• **TASK DESCRIPTION**
A line counts if it contains the word "jacket" at least once. State how many such lines the records contain, giving the number alone.

• **RECORD LIST**
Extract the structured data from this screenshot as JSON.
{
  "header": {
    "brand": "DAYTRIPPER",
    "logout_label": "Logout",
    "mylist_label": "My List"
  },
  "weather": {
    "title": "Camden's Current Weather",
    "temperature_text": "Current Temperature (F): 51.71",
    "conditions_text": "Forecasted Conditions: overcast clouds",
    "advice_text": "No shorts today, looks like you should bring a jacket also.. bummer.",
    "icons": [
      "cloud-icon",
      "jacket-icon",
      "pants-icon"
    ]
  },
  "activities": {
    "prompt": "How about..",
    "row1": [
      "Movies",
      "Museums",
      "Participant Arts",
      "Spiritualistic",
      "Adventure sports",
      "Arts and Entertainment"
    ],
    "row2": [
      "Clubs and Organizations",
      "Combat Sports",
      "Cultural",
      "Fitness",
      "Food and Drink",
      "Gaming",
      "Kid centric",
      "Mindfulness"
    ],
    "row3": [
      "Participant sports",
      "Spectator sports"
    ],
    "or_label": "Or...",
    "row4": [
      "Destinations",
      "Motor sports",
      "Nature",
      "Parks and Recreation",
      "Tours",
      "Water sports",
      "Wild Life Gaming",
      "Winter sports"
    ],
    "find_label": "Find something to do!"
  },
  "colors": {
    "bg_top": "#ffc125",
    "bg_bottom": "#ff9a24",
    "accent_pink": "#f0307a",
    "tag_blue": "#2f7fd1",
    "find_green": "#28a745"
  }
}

---

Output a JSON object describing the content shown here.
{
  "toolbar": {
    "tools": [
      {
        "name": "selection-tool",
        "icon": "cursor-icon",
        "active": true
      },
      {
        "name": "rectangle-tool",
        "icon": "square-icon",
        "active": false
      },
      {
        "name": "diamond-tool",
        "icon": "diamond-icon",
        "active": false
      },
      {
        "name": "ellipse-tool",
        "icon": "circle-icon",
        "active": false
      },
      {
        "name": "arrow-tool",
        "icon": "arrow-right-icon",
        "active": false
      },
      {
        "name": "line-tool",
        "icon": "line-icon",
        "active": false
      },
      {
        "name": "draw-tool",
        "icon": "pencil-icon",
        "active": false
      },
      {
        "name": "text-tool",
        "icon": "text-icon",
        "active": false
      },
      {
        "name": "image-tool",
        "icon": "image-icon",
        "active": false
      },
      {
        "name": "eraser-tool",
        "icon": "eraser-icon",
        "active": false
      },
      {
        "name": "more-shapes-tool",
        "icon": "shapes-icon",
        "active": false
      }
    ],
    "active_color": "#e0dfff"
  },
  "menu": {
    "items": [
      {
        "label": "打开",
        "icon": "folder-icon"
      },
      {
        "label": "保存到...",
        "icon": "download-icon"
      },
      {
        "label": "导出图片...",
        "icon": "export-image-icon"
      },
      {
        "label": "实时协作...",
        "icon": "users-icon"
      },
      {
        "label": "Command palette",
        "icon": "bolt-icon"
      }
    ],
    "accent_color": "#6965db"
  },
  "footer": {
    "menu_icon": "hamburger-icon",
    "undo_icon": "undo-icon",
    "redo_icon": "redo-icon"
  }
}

---

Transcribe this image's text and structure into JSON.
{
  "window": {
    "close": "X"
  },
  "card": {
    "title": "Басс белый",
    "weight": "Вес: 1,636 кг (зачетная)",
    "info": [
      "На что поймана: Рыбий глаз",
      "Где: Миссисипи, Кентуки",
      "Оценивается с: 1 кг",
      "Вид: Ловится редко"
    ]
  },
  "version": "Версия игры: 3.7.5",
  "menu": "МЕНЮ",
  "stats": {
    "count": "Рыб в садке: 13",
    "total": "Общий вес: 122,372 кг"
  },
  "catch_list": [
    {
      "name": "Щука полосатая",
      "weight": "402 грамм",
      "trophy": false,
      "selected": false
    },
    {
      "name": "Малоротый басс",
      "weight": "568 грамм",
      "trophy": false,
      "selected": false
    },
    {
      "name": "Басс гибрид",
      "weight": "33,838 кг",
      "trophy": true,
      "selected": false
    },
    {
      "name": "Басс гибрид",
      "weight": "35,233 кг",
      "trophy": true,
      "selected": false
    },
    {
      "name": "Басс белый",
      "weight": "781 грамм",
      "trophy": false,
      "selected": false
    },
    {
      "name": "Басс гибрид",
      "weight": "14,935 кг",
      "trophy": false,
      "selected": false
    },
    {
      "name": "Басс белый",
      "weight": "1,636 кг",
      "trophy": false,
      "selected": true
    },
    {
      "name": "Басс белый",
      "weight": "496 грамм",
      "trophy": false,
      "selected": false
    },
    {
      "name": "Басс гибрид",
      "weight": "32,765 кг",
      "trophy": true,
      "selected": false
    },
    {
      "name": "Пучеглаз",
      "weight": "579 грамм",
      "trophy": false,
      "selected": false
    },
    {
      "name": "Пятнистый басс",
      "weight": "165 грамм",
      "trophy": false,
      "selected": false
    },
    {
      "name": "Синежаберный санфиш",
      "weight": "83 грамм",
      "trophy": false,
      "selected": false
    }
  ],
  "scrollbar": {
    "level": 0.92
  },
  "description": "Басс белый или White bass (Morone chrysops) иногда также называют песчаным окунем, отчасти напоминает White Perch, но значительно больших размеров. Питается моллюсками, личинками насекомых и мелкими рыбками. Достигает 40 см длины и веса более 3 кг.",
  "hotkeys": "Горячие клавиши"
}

• **REPLY**
2